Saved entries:
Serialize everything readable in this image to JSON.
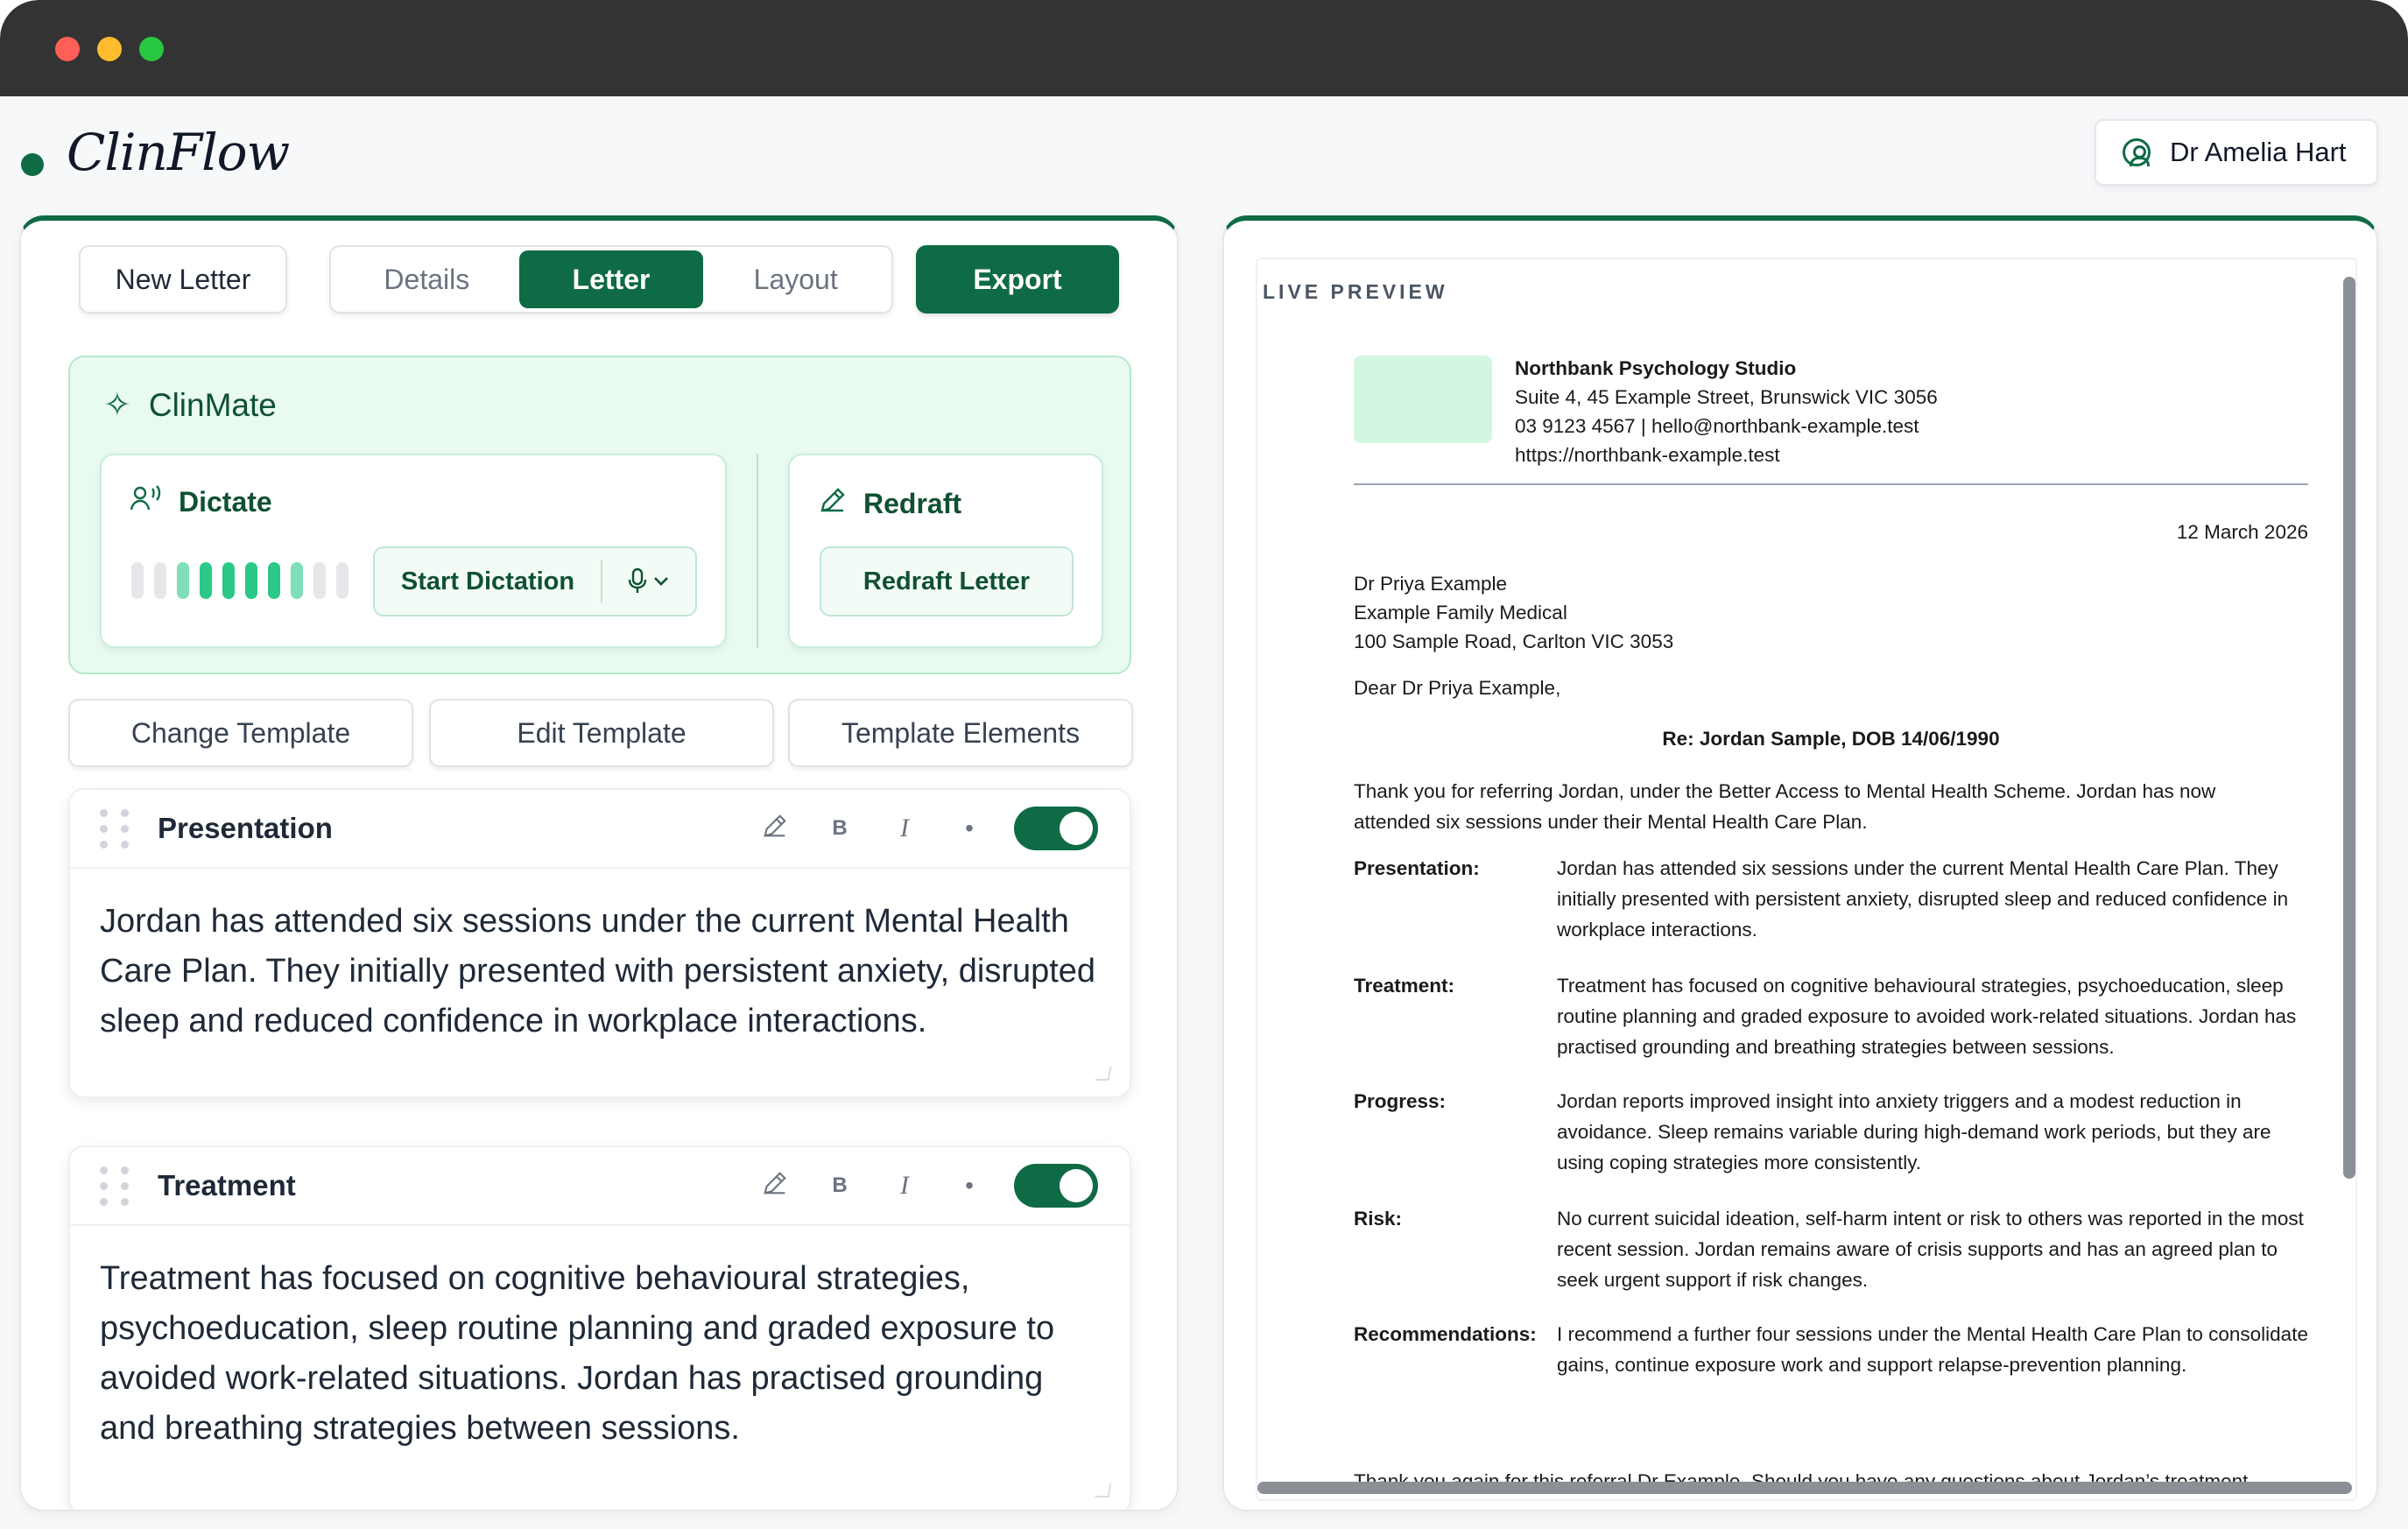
{
  "app": {
    "brand": "ClinFlow",
    "user": "Dr Amelia Hart"
  },
  "toolbar": {
    "new_letter": "New Letter",
    "tabs": [
      "Details",
      "Letter",
      "Layout"
    ],
    "active_tab": "Letter",
    "export": "Export"
  },
  "clinmate": {
    "title": "ClinMate",
    "dictate_title": "Dictate",
    "start_dictation": "Start Dictation",
    "redraft_title": "Redraft",
    "redraft_button": "Redraft Letter"
  },
  "template_buttons": [
    "Change Template",
    "Edit Template",
    "Template Elements"
  ],
  "sections": [
    {
      "title": "Presentation",
      "enabled": true,
      "body": "Jordan has attended six sessions under the current Mental Health Care Plan. They initially presented with persistent anxiety, disrupted sleep and reduced confidence in workplace interactions."
    },
    {
      "title": "Treatment",
      "enabled": true,
      "body": "Treatment has focused on cognitive behavioural strategies, psychoeducation, sleep routine planning and graded exposure to avoided work-related situations. Jordan has practised grounding and breathing strategies between sessions."
    }
  ],
  "formatting": {
    "bold": "B",
    "italic": "I",
    "bullet": "•"
  },
  "preview": {
    "label": "LIVE PREVIEW",
    "org_name": "Northbank Psychology Studio",
    "org_address": "Suite 4, 45 Example Street, Brunswick VIC 3056",
    "org_contact": "03 9123 4567 | hello@northbank-example.test",
    "org_web": "https://northbank-example.test",
    "date": "12 March 2026",
    "recipient": [
      "Dr Priya Example",
      "Example Family Medical",
      "100 Sample Road, Carlton VIC 3053"
    ],
    "salutation": "Dear Dr Priya Example,",
    "re": "Re: Jordan Sample, DOB 14/06/1990",
    "intro": "Thank you for referring Jordan, under the Better Access to Mental Health Scheme. Jordan has now attended six sessions under their Mental Health Care Plan.",
    "rows": [
      {
        "label": "Presentation:",
        "text": "Jordan has attended six sessions under the current Mental Health Care Plan. They initially presented with persistent anxiety, disrupted sleep and reduced confidence in workplace interactions."
      },
      {
        "label": "Treatment:",
        "text": "Treatment has focused on cognitive behavioural strategies, psychoeducation, sleep routine planning and graded exposure to avoided work-related situations. Jordan has practised grounding and breathing strategies between sessions."
      },
      {
        "label": "Progress:",
        "text": "Jordan reports improved insight into anxiety triggers and a modest reduction in avoidance. Sleep remains variable during high-demand work periods, but they are using coping strategies more consistently."
      },
      {
        "label": "Risk:",
        "text": "No current suicidal ideation, self-harm intent or risk to others was reported in the most recent session. Jordan remains aware of crisis supports and has an agreed plan to seek urgent support if risk changes."
      },
      {
        "label": "Recommendations:",
        "text": "I recommend a further four sessions under the Mental Health Care Plan to consolidate gains, continue exposure work and support relapse-prevention planning."
      }
    ],
    "closing": "Thank you again for this referral Dr Example. Should you have any questions about Jordan’s treatment, please don’t hesitate to contact me."
  },
  "colors": {
    "accent": "#0f6b45",
    "accent_light": "#e9faf1"
  }
}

### TASK STATEMENT
Leave out the pictures and copy everything else in the records word for word.

### REPLY
Serialize everything readable in this image to JSON.
{
  "app": {
    "brand": "ClinFlow",
    "user": "Dr Amelia Hart"
  },
  "toolbar": {
    "new_letter": "New Letter",
    "tabs": [
      "Details",
      "Letter",
      "Layout"
    ],
    "active_tab": "Letter",
    "export": "Export"
  },
  "clinmate": {
    "title": "ClinMate",
    "dictate_title": "Dictate",
    "start_dictation": "Start Dictation",
    "redraft_title": "Redraft",
    "redraft_button": "Redraft Letter"
  },
  "template_buttons": [
    "Change Template",
    "Edit Template",
    "Template Elements"
  ],
  "sections": [
    {
      "title": "Presentation",
      "enabled": true,
      "body": "Jordan has attended six sessions under the current Mental Health Care Plan. They initially presented with persistent anxiety, disrupted sleep and reduced confidence in workplace interactions."
    },
    {
      "title": "Treatment",
      "enabled": true,
      "body": "Treatment has focused on cognitive behavioural strategies, psychoeducation, sleep routine planning and graded exposure to avoided work-related situations. Jordan has practised grounding and breathing strategies between sessions."
    }
  ],
  "formatting": {
    "bold": "B",
    "italic": "I",
    "bullet": "•"
  },
  "preview": {
    "label": "LIVE PREVIEW",
    "org_name": "Northbank Psychology Studio",
    "org_address": "Suite 4, 45 Example Street, Brunswick VIC 3056",
    "org_contact": "03 9123 4567 | hello@northbank-example.test",
    "org_web": "https://northbank-example.test",
    "date": "12 March 2026",
    "recipient": [
      "Dr Priya Example",
      "Example Family Medical",
      "100 Sample Road, Carlton VIC 3053"
    ],
    "salutation": "Dear Dr Priya Example,",
    "re": "Re: Jordan Sample, DOB 14/06/1990",
    "intro": "Thank you for referring Jordan, under the Better Access to Mental Health Scheme. Jordan has now attended six sessions under their Mental Health Care Plan.",
    "rows": [
      {
        "label": "Presentation:",
        "text": "Jordan has attended six sessions under the current Mental Health Care Plan. They initially presented with persistent anxiety, disrupted sleep and reduced confidence in workplace interactions."
      },
      {
        "label": "Treatment:",
        "text": "Treatment has focused on cognitive behavioural strategies, psychoeducation, sleep routine planning and graded exposure to avoided work-related situations. Jordan has practised grounding and breathing strategies between sessions."
      },
      {
        "label": "Progress:",
        "text": "Jordan reports improved insight into anxiety triggers and a modest reduction in avoidance. Sleep remains variable during high-demand work periods, but they are using coping strategies more consistently."
      },
      {
        "label": "Risk:",
        "text": "No current suicidal ideation, self-harm intent or risk to others was reported in the most recent session. Jordan remains aware of crisis supports and has an agreed plan to seek urgent support if risk changes."
      },
      {
        "label": "Recommendations:",
        "text": "I recommend a further four sessions under the Mental Health Care Plan to consolidate gains, continue exposure work and support relapse-prevention planning."
      }
    ],
    "closing": "Thank you again for this referral Dr Example. Should you have any questions about Jordan’s treatment, please don’t hesitate to contact me."
  },
  "colors": {
    "accent": "#0f6b45",
    "accent_light": "#e9faf1"
  }
}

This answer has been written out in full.